REQUIRED WORK
Only lines with the word "Audytu" are needed; collect each of them from the listing below.

********

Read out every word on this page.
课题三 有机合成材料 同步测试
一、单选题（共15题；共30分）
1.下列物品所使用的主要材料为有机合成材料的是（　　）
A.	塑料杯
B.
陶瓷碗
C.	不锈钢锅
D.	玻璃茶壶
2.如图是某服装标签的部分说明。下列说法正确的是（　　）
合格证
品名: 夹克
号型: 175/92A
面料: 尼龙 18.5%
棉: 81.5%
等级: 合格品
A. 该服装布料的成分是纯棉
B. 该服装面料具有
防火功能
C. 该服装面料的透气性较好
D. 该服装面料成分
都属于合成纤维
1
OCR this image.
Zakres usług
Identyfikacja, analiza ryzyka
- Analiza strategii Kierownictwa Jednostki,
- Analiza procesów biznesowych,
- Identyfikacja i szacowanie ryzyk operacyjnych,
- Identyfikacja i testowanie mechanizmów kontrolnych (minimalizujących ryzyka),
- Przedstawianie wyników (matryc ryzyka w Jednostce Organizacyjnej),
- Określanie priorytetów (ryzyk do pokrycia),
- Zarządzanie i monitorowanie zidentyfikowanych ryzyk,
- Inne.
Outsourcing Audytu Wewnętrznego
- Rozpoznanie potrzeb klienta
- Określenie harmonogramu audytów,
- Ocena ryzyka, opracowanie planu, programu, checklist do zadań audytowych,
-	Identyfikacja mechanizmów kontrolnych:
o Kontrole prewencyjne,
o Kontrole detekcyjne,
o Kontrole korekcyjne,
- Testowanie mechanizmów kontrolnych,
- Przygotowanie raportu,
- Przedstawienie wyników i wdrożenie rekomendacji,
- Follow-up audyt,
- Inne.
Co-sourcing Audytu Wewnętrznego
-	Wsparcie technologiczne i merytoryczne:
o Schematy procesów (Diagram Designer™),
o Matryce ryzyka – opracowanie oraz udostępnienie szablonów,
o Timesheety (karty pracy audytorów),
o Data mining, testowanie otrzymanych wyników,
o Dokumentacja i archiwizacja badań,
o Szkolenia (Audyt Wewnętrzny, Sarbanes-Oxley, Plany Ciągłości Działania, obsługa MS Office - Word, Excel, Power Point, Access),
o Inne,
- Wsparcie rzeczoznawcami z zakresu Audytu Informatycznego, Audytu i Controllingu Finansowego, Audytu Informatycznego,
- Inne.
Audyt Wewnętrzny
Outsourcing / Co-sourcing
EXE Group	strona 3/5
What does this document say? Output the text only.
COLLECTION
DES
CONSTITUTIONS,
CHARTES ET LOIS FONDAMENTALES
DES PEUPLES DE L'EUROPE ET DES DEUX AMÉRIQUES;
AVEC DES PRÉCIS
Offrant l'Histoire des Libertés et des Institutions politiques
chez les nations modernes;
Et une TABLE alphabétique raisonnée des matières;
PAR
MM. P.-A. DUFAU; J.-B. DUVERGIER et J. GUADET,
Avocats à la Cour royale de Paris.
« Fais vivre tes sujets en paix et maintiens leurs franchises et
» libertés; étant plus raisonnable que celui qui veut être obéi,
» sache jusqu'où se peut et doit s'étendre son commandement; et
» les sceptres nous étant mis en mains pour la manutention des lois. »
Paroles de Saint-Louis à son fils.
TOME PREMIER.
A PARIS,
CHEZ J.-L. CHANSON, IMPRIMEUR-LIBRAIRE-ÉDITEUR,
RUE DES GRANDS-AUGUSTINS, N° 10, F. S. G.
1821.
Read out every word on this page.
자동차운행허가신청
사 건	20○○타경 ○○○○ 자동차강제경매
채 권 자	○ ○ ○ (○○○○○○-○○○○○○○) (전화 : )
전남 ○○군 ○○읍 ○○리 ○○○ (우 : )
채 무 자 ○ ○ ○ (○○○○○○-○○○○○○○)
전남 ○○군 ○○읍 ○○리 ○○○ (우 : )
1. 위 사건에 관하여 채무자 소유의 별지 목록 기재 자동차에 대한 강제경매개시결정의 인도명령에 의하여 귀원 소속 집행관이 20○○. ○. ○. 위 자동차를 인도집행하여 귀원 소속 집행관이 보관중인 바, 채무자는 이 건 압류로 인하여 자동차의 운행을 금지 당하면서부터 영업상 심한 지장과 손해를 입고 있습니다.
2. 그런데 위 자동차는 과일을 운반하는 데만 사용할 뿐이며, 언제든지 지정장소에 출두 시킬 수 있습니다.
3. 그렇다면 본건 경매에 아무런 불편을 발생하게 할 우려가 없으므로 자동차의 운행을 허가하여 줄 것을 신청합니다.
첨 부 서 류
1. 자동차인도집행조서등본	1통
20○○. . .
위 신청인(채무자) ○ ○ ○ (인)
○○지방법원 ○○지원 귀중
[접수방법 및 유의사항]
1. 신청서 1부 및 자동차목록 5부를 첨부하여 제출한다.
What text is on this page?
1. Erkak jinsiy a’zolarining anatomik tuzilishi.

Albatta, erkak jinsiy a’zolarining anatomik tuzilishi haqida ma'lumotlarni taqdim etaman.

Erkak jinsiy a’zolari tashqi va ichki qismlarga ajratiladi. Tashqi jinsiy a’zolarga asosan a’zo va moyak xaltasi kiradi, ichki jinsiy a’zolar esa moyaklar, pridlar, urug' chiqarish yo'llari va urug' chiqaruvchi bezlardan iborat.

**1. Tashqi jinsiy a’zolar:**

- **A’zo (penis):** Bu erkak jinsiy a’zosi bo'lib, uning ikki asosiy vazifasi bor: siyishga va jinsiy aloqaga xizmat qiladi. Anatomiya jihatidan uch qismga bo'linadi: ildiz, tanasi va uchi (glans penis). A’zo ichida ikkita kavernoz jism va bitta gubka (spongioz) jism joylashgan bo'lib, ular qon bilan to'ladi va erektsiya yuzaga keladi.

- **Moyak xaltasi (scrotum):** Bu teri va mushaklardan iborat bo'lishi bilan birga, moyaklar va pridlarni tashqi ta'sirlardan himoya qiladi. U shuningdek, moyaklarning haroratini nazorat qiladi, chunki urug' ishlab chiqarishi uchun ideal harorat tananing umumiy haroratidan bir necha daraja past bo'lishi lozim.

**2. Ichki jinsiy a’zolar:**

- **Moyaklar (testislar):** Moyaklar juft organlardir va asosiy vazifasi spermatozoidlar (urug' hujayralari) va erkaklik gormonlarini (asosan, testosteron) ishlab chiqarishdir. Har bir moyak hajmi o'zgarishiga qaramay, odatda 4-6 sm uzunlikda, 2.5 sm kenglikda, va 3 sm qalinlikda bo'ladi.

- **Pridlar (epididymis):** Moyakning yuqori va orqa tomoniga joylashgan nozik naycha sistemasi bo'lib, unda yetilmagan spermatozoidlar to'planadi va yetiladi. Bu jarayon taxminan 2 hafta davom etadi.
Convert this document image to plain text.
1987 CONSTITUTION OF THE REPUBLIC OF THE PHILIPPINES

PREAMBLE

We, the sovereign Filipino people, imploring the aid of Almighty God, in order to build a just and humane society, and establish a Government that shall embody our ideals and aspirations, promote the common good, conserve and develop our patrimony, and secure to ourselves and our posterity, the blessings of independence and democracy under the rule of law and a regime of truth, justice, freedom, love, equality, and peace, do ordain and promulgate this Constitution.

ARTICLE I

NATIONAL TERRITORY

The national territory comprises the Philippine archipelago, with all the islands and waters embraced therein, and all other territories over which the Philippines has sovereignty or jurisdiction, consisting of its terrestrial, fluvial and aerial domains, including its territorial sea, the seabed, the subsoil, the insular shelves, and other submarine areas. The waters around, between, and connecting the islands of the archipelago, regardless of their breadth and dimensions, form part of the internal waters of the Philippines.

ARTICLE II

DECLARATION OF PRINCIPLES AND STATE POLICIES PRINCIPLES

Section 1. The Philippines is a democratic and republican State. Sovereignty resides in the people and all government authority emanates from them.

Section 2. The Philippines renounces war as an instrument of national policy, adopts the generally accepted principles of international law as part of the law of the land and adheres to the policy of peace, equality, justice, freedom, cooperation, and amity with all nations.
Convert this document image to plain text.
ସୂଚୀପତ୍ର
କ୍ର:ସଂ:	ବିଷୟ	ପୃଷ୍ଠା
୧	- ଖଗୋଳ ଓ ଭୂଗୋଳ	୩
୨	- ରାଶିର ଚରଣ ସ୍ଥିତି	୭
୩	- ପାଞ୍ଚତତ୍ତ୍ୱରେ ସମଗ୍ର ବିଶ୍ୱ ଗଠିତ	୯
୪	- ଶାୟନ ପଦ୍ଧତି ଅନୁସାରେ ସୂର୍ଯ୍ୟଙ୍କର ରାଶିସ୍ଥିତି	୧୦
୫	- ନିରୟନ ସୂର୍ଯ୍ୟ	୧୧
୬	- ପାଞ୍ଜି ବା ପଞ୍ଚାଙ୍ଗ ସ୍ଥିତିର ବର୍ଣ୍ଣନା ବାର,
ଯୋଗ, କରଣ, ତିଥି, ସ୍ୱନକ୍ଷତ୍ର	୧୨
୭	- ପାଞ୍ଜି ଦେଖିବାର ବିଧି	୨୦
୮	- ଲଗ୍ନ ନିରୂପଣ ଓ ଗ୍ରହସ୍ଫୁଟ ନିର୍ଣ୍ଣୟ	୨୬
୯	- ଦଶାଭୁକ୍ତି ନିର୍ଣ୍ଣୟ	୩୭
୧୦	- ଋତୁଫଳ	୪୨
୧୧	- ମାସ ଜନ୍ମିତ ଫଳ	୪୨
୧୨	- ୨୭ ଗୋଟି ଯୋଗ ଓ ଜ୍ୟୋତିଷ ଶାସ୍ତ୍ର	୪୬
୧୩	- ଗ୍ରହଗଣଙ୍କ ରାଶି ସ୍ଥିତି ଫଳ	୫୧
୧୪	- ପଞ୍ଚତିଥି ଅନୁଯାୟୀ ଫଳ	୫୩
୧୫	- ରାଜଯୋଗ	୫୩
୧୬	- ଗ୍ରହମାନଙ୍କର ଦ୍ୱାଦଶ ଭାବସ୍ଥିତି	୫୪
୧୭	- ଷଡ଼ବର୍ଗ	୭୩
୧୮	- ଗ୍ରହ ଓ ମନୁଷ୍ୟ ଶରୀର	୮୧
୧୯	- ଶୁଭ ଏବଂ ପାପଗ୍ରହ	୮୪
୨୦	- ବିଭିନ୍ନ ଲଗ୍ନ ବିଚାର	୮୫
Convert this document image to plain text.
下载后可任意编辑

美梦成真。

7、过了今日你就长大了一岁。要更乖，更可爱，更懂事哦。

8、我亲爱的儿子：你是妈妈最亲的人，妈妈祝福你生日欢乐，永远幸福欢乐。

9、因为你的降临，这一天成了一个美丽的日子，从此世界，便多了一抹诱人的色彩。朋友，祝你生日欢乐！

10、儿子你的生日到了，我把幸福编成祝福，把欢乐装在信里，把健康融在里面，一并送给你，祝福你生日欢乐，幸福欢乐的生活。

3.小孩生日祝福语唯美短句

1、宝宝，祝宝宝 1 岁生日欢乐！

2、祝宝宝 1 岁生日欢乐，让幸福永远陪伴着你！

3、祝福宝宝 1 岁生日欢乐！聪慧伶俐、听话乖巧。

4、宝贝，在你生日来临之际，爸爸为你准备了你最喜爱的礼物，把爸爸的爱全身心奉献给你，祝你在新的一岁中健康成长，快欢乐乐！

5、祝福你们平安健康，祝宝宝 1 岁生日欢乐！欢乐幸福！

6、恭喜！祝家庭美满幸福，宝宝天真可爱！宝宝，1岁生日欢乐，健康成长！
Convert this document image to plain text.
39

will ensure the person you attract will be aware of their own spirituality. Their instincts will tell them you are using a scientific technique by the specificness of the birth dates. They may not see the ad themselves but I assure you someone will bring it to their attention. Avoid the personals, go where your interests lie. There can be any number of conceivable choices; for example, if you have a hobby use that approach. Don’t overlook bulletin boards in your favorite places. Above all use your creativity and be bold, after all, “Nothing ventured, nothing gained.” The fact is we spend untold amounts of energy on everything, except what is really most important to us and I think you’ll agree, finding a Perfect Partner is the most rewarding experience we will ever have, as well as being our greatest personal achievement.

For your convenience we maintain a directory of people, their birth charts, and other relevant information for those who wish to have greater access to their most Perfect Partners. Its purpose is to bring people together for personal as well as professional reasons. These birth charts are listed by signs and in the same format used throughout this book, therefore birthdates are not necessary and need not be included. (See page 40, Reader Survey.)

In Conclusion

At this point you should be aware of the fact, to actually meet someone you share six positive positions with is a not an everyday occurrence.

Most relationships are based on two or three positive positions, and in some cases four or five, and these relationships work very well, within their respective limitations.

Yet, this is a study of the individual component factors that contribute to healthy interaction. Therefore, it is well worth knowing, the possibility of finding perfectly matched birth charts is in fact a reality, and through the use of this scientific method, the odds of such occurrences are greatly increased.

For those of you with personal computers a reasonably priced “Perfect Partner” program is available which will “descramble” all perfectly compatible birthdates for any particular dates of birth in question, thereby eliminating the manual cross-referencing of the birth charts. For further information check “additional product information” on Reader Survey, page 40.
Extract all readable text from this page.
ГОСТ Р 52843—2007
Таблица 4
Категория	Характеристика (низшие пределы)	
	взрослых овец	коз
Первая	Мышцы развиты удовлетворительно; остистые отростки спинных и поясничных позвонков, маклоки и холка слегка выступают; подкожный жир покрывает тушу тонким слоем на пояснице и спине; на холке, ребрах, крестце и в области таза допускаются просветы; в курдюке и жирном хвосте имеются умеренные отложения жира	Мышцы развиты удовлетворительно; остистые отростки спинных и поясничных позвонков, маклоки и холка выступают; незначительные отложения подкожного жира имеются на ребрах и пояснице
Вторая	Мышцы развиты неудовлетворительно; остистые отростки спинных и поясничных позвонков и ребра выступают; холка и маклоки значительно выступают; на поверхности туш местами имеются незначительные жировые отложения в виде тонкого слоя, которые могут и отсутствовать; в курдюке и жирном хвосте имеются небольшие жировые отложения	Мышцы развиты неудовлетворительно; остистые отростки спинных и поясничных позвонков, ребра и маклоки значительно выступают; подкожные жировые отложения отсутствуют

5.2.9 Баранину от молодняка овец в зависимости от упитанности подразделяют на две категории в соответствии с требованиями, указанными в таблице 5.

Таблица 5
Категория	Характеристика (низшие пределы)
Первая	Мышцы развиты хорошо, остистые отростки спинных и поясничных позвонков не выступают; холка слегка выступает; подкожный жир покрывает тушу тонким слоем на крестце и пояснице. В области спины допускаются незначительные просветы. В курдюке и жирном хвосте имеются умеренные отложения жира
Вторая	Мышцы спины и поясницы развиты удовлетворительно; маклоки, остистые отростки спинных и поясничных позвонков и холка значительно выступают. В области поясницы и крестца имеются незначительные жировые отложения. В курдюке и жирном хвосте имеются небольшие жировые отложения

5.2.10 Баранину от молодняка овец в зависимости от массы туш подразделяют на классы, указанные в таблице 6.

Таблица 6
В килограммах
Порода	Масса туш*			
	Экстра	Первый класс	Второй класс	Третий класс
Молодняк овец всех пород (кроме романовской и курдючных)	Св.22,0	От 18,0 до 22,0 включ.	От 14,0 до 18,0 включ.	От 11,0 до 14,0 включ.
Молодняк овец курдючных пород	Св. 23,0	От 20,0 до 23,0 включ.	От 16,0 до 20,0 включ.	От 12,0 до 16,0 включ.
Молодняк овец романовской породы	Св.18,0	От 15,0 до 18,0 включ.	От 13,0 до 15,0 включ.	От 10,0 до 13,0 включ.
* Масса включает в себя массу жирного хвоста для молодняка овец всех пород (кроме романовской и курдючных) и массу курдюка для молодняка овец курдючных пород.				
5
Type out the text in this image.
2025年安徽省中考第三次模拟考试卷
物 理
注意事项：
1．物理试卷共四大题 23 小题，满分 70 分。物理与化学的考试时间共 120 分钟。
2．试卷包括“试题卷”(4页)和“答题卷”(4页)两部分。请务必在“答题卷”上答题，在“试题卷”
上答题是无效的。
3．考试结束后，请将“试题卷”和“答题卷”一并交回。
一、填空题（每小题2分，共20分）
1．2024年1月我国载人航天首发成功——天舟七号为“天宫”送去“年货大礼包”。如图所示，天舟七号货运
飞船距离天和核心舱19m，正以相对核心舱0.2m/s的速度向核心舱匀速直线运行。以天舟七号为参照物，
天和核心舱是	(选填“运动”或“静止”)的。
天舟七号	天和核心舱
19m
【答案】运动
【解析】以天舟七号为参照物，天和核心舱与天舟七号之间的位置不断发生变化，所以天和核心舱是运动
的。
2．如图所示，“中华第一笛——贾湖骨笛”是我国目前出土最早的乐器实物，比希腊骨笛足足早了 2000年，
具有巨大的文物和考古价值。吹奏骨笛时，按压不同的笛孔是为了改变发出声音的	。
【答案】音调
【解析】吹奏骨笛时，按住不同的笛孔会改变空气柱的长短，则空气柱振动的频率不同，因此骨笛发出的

********

RESPONSE FOR THIS EXERCISE
Outsourcing Audytu Wewnętrznego
Co-sourcing Audytu Wewnętrznego
- Wsparcie rzeczoznawcami z zakresu Audytu Informatycznego, Audytu i Controllingu Finansowego, Audytu Informatycznego,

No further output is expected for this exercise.